What the task asks: Set down all of the data exactly as it appears.

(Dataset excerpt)
==============================
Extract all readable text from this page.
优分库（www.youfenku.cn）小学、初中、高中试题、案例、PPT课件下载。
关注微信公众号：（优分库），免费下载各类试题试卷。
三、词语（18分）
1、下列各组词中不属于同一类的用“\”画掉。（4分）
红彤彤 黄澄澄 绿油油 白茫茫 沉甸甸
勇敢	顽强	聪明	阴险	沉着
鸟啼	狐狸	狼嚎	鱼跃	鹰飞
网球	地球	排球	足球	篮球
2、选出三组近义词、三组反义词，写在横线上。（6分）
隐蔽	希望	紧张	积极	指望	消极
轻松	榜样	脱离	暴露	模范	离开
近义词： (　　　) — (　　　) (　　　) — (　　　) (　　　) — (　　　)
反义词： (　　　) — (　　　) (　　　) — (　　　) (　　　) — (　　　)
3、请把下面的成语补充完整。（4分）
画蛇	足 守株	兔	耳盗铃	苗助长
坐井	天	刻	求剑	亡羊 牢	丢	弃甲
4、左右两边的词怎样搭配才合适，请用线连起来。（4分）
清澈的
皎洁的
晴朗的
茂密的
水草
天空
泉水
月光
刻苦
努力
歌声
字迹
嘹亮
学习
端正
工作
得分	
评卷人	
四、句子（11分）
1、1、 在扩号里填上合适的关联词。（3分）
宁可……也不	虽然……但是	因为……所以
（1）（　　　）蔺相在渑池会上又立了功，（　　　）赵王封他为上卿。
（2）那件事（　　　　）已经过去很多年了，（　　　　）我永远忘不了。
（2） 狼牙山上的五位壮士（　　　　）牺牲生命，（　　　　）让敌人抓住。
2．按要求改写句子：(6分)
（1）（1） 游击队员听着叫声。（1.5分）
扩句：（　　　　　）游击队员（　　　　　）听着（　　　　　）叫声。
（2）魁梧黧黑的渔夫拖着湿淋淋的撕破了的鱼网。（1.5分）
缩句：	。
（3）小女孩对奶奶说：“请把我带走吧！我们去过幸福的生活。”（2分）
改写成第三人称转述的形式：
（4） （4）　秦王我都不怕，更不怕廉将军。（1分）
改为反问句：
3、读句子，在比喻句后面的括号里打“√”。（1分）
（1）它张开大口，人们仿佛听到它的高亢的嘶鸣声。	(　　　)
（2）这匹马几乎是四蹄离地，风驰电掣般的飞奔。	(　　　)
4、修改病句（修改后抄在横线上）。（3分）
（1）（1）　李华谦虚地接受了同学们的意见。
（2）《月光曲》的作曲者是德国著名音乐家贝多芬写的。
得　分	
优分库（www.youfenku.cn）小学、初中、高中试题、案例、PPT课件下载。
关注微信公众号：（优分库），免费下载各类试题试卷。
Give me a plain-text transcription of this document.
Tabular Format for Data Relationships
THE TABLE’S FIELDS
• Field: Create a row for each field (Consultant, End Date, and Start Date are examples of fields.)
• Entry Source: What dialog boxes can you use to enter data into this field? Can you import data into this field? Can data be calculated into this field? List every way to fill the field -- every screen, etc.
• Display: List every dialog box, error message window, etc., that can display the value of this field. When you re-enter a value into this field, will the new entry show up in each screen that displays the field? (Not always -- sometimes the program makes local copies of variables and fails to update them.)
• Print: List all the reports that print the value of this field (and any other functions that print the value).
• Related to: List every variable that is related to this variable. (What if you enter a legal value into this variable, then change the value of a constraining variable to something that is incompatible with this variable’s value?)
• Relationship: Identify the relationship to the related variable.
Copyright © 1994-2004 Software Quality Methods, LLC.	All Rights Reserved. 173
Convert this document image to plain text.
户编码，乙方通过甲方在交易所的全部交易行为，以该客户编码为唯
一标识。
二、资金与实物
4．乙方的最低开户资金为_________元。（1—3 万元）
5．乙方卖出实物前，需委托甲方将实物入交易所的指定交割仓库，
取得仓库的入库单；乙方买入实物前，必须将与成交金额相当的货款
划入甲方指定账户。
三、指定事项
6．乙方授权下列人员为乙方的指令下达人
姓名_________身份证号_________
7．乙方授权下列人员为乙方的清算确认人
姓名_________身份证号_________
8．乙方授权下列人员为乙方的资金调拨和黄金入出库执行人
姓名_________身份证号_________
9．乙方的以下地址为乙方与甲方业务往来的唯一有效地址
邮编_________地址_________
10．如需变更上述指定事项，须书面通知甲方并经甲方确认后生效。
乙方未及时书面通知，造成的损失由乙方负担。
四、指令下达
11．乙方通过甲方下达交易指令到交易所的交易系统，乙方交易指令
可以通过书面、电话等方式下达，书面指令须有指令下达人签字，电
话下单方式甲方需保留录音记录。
==============================
The reply:
Extract all readable text from this page.
优分库（www.youfenku.cn）小学、初中、高中试题、案例、PPT课件下载。
关注微信公众号：（优分库），免费下载各类试题试卷。
三、词语（18分）
1、下列各组词中不属于同一类的用“\”画掉。（4分）
红彤彤 黄澄澄 绿油油 白茫茫 沉甸甸
勇敢	顽强	聪明	阴险	沉着
鸟啼	狐狸	狼嚎	鱼跃	鹰飞
网球	地球	排球	足球	篮球
2、选出三组近义词、三组反义词，写在横线上。（6分）
隐蔽	希望	紧张	积极	指望	消极
轻松	榜样	脱离	暴露	模范	离开
近义词： (　　　) — (　　　) (　　　) — (　　　) (　　　) — (　　　)
反义词： (　　　) — (　　　) (　　　) — (　　　) (　　　) — (　　　)
3、请把下面的成语补充完整。（4分）
画蛇	足 守株	兔	耳盗铃	苗助长
坐井	天	刻	求剑	亡羊 牢	丢	弃甲
4、左右两边的词怎样搭配才合适，请用线连起来。（4分）
清澈的
皎洁的
晴朗的
茂密的
水草
天空
泉水
月光
刻苦
努力
歌声
字迹
嘹亮
学习
端正
工作
得分	
评卷人	
四、句子（11分）
1、1、 在扩号里填上合适的关联词。（3分）
宁可……也不	虽然……但是	因为……所以
（1）（　　　）蔺相在渑池会上又立了功，（　　　）赵王封他为上卿。
（2）那件事（　　　　）已经过去很多年了，（　　　　）我永远忘不了。
（2） 狼牙山上的五位壮士（　　　　）牺牲生命，（　　　　）让敌人抓住。
2．按要求改写句子：(6分)
（1）（1） 游击队员听着叫声。（1.5分）
扩句：（　　　　　）游击队员（　　　　　）听着（　　　　　）叫声。
（2）魁梧黧黑的渔夫拖着湿淋淋的撕破了的鱼网。（1.5分）
缩句：	。
（3）小女孩对奶奶说：“请把我带走吧！我们去过幸福的生活。”（2分）
改写成第三人称转述的形式：
（4） （4）　秦王我都不怕，更不怕廉将军。（1分）
改为反问句：
3、读句子，在比喻句后面的括号里打“√”。（1分）
（1）它张开大口，人们仿佛听到它的高亢的嘶鸣声。	(　　　)
（2）这匹马几乎是四蹄离地，风驰电掣般的飞奔。	(　　　)
4、修改病句（修改后抄在横线上）。（3分）
（1）（1）　李华谦虚地接受了同学们的意见。
（2）《月光曲》的作曲者是德国著名音乐家贝多芬写的。
得　分	
优分库（www.youfenku.cn）小学、初中、高中试题、案例、PPT课件下载。
关注微信公众号：（优分库），免费下载各类试题试卷。
Give me a plain-text transcription of this document.
Tabular Format for Data Relationships
THE TABLE’S FIELDS
• Field: Create a row for each field (Consultant, End Date, and Start Date are examples of fields.)
• Entry Source: What dialog boxes can you use to enter data into this field? Can you import data into this field? Can data be calculated into this field? List every way to fill the field -- every screen, etc.
• Display: List every dialog box, error message window, etc., that can display the value of this field. When you re-enter a value into this field, will the new entry show up in each screen that displays the field? (Not always -- sometimes the program makes local copies of variables and fails to update them.)
• Print: List all the reports that print the value of this field (and any other functions that print the value).
• Related to: List every variable that is related to this variable. (What if you enter a legal value into this variable, then change the value of a constraining variable to something that is incompatible with this variable’s value?)
• Relationship: Identify the relationship to the related variable.
Copyright © 1994-2004 Software Quality Methods, LLC.	All Rights Reserved. 173
Convert this document image to plain text.
户编码，乙方通过甲方在交易所的全部交易行为，以该客户编码为唯
一标识。
二、资金与实物
4．乙方的最低开户资金为_________元。（1—3 万元）
5．乙方卖出实物前，需委托甲方将实物入交易所的指定交割仓库，
取得仓库的入库单；乙方买入实物前，必须将与成交金额相当的货款
划入甲方指定账户。
三、指定事项
6．乙方授权下列人员为乙方的指令下达人
姓名_________身份证号_________
7．乙方授权下列人员为乙方的清算确认人
姓名_________身份证号_________
8．乙方授权下列人员为乙方的资金调拨和黄金入出库执行人
姓名_________身份证号_________
9．乙方的以下地址为乙方与甲方业务往来的唯一有效地址
邮编_________地址_________
10．如需变更上述指定事项，须书面通知甲方并经甲方确认后生效。
乙方未及时书面通知，造成的损失由乙方负担。
四、指令下达
11．乙方通过甲方下达交易指令到交易所的交易系统，乙方交易指令
可以通过书面、电话等方式下达，书面指令须有指令下达人签字，电
话下单方式甲方需保留录音记录。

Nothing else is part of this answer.